_WHAT TO PRODUCE_
Show every line below where "meta" can be found.

Stored entries:
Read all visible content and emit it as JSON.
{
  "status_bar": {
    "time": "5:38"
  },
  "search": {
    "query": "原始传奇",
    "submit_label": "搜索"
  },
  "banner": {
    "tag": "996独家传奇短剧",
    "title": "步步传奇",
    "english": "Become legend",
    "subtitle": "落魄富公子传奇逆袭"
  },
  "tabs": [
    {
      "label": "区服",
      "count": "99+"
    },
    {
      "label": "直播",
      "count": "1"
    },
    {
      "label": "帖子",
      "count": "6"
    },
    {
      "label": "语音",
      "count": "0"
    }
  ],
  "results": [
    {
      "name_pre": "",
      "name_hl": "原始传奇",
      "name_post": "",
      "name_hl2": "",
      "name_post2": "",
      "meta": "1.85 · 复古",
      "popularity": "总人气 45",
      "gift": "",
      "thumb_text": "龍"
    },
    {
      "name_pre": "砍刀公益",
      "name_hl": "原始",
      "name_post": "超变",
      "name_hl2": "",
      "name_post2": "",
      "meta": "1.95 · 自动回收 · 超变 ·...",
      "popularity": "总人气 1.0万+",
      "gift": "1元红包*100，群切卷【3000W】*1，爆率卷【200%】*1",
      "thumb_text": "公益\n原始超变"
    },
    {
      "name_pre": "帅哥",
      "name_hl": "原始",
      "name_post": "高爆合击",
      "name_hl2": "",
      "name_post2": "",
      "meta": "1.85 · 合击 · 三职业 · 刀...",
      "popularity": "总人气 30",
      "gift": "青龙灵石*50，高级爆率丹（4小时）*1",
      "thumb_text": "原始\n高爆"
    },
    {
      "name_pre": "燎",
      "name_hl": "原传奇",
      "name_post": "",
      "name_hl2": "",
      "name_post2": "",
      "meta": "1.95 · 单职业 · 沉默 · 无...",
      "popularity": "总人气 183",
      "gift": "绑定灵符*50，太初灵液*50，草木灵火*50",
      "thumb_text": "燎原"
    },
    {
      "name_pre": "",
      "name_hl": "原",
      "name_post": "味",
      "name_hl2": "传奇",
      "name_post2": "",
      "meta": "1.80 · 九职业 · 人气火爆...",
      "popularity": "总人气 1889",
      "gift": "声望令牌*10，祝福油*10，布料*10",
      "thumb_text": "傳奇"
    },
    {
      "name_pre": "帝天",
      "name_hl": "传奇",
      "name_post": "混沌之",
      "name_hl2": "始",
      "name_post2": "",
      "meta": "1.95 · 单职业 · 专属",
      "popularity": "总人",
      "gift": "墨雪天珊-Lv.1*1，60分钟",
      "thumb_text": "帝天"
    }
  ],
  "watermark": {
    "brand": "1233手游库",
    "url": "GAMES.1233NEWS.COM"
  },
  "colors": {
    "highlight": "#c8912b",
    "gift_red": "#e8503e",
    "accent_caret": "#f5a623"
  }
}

==

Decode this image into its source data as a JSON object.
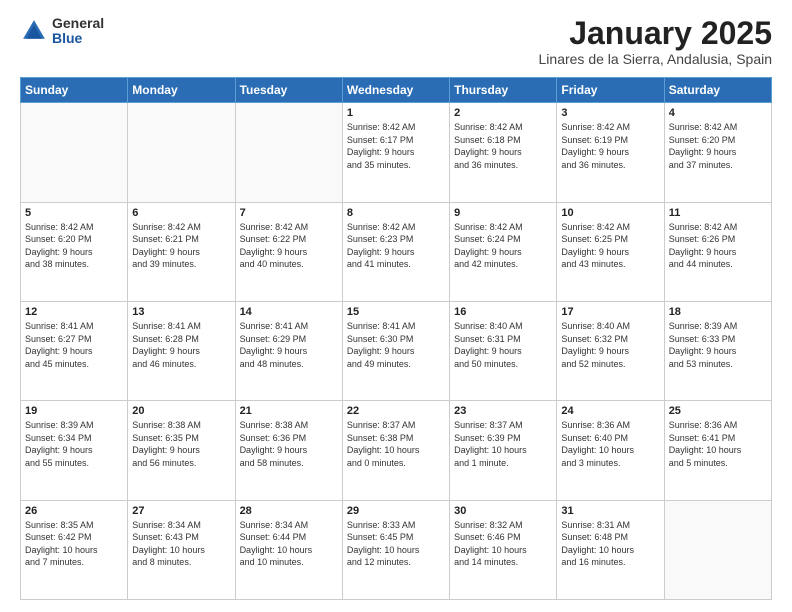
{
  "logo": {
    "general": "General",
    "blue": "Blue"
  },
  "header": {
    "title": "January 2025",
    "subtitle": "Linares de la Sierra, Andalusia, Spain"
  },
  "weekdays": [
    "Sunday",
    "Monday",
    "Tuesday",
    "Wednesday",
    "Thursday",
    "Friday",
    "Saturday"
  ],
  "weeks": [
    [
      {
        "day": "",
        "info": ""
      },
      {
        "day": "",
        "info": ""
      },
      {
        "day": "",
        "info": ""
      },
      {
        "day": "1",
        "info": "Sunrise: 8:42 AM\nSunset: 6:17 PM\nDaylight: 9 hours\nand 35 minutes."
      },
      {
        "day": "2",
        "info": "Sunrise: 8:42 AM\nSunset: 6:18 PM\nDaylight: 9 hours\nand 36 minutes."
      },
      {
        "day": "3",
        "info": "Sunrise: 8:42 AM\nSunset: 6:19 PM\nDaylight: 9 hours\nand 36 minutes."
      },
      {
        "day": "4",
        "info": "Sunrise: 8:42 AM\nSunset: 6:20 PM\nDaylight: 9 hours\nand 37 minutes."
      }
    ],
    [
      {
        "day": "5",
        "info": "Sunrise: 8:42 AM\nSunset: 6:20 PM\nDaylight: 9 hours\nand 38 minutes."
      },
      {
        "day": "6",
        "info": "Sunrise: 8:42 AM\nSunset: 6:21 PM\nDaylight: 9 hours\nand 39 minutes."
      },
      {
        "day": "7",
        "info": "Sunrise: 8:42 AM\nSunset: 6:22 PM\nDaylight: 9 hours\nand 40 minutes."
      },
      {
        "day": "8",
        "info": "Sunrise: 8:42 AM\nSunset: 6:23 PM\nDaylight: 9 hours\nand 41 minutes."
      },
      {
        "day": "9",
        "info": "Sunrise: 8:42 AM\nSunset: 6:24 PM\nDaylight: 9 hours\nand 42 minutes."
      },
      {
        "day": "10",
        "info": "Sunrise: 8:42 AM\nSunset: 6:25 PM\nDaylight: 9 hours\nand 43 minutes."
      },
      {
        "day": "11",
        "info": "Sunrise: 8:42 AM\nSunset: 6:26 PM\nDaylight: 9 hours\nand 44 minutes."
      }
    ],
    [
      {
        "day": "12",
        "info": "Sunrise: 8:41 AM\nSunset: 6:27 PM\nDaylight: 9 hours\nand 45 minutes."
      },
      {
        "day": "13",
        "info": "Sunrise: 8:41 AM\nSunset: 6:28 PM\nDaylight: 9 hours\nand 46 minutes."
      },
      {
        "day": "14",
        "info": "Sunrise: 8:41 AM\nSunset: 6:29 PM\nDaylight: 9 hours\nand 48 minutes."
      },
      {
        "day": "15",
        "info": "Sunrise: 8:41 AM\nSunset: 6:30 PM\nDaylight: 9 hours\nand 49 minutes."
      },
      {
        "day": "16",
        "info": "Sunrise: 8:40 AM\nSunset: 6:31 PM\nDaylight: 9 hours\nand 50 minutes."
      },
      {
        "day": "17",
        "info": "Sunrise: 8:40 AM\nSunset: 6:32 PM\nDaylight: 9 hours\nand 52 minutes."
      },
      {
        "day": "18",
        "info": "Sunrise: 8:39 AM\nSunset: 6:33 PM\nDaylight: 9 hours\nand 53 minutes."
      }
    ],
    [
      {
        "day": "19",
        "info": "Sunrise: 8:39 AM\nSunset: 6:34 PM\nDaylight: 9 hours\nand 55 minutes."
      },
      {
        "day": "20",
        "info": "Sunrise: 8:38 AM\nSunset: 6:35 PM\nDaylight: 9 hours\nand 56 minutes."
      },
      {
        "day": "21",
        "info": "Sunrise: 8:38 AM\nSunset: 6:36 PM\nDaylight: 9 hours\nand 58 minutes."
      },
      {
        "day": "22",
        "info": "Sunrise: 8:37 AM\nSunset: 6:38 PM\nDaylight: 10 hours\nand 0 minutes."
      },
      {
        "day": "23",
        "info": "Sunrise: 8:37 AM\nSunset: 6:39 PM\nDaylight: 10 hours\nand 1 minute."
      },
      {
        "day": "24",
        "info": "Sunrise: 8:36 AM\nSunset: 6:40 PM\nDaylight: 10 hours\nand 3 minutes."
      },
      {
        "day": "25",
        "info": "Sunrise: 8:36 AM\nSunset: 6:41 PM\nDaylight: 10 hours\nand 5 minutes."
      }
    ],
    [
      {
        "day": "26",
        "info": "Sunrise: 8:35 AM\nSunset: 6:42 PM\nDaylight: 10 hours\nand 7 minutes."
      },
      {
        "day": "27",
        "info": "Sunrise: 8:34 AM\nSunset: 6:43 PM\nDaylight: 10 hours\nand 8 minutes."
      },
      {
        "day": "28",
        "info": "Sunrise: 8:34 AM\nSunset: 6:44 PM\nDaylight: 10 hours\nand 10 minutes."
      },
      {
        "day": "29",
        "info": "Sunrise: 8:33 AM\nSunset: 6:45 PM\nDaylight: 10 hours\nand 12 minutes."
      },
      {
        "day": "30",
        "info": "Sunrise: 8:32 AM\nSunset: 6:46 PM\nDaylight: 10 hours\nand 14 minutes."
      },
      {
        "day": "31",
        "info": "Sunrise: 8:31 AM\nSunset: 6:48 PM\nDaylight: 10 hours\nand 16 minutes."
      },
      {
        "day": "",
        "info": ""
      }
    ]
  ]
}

_SOLUTION FOR THIS PROBLEM_
      "meta": "1.85 · 复古",
      "meta": "1.95 · 自动回收 · 超变 ·...",
      "meta": "1.85 · 合击 · 三职业 · 刀...",
      "meta": "1.95 · 单职业 · 沉默 · 无...",
      "meta": "1.80 · 九职业 · 人气火爆...",
      "meta": "1.95 · 单职业 · 专属",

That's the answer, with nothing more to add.